* Data provided:
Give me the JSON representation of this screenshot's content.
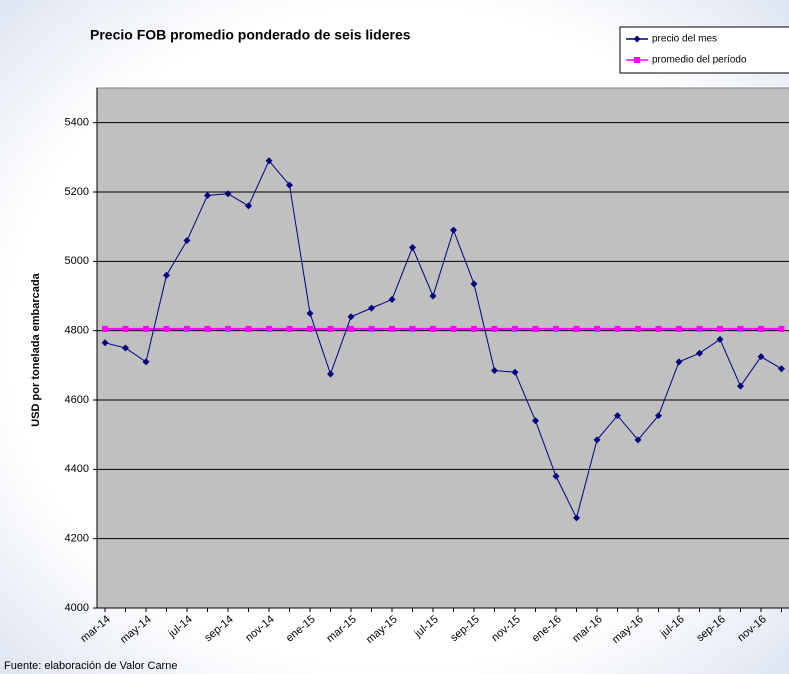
{
  "chart_data": {
    "type": "line",
    "title": "Precio FOB promedio ponderado de seis lideres",
    "y_label": "USD por tonelada embarcada",
    "source": "Fuente: elaboración de Valor Carne",
    "categories": [
      "mar-14",
      null,
      "may-14",
      null,
      "jul-14",
      null,
      "sep-14",
      null,
      "nov-14",
      null,
      "ene-15",
      null,
      "mar-15",
      null,
      "may-15",
      null,
      "jul-15",
      null,
      "sep-15",
      null,
      "nov-15",
      null,
      "ene-16",
      null,
      "mar-16",
      null,
      "may-16",
      null,
      "jul-16",
      null,
      "sep-16",
      null,
      "nov-16",
      null
    ],
    "series": [
      {
        "name": "precio del mes",
        "color": "#000080",
        "marker": "diamond",
        "values": [
          4765,
          4750,
          4710,
          4960,
          5060,
          5190,
          5195,
          5160,
          5290,
          5220,
          4850,
          4675,
          4840,
          4865,
          4890,
          5040,
          4900,
          5090,
          4935,
          4685,
          4680,
          4540,
          4380,
          4260,
          4485,
          4555,
          4485,
          4555,
          4710,
          4735,
          4775,
          4640,
          4725,
          4690
        ]
      },
      {
        "name": "promedio del período",
        "color": "#ff00ff",
        "marker": "square",
        "values": [
          4805,
          4805,
          4805,
          4805,
          4805,
          4805,
          4805,
          4805,
          4805,
          4805,
          4805,
          4805,
          4805,
          4805,
          4805,
          4805,
          4805,
          4805,
          4805,
          4805,
          4805,
          4805,
          4805,
          4805,
          4805,
          4805,
          4805,
          4805,
          4805,
          4805,
          4805,
          4805,
          4805,
          4805
        ]
      }
    ],
    "ylim": [
      4000,
      5500
    ],
    "yticks": [
      4000,
      4200,
      4400,
      4600,
      4800,
      5000,
      5200,
      5400
    ],
    "grid": true,
    "legend": "top-right"
  }
}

* Task: Where a line of the entries contains the word "name", copy that line.

* Solved exercise:
        "name": "precio del mes",
        "name": "promedio del período",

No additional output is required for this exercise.